====== Exercise input
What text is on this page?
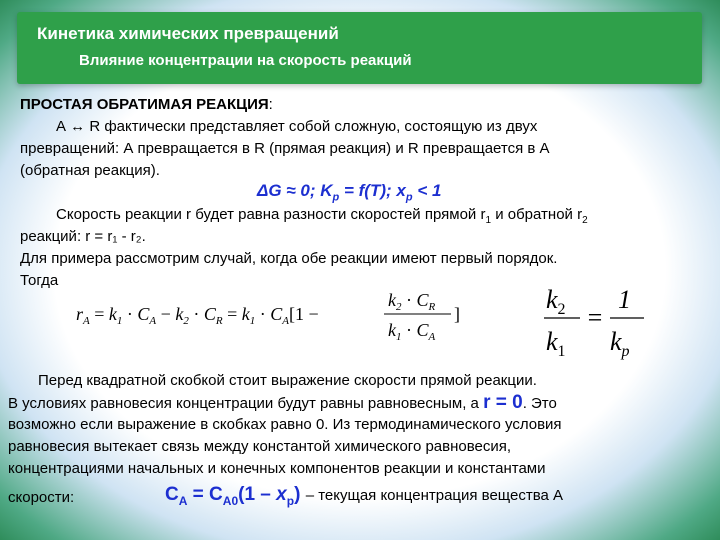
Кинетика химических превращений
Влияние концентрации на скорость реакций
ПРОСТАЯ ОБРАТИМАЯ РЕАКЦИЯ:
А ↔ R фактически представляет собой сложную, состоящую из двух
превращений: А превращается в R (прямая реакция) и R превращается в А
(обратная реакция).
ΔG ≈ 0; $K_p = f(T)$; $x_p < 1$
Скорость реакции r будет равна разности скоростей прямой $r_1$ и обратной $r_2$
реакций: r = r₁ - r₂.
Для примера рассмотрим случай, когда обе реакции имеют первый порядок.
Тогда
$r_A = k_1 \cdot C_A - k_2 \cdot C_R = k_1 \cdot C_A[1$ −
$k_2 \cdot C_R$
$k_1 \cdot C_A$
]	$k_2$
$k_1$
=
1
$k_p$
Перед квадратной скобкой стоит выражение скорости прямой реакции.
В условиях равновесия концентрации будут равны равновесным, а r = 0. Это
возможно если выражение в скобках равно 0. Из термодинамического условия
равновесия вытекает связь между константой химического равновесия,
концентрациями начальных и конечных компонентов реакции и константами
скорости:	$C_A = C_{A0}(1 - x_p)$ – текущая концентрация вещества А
============
Reproduce the material above in full and without alteration, but skip all pictures.

What text is on this page?
Кинетика химических превращений
Влияние концентрации на скорость реакций
ПРОСТАЯ ОБРАТИМАЯ РЕАКЦИЯ:
А ↔ R фактически представляет собой сложную, состоящую из двух
превращений: А превращается в R (прямая реакция) и R превращается в А
(обратная реакция).
ΔG ≈ 0; $K_p = f(T)$; $x_p < 1$
Скорость реакции r будет равна разности скоростей прямой $r_1$ и обратной $r_2$
реакций: r = r₁ - r₂.
Для примера рассмотрим случай, когда обе реакции имеют первый порядок.
Тогда
$r_A = k_1 \cdot C_A - k_2 \cdot C_R = k_1 \cdot C_A[1$ −
$k_2 \cdot C_R$
$k_1 \cdot C_A$
]	$k_2$
$k_1$
=
1
$k_p$
Перед квадратной скобкой стоит выражение скорости прямой реакции.
В условиях равновесия концентрации будут равны равновесным, а r = 0. Это
возможно если выражение в скобках равно 0. Из термодинамического условия
равновесия вытекает связь между константой химического равновесия,
концентрациями начальных и конечных компонентов реакции и константами
скорости:	$C_A = C_{A0}(1 - x_p)$ – текущая концентрация вещества А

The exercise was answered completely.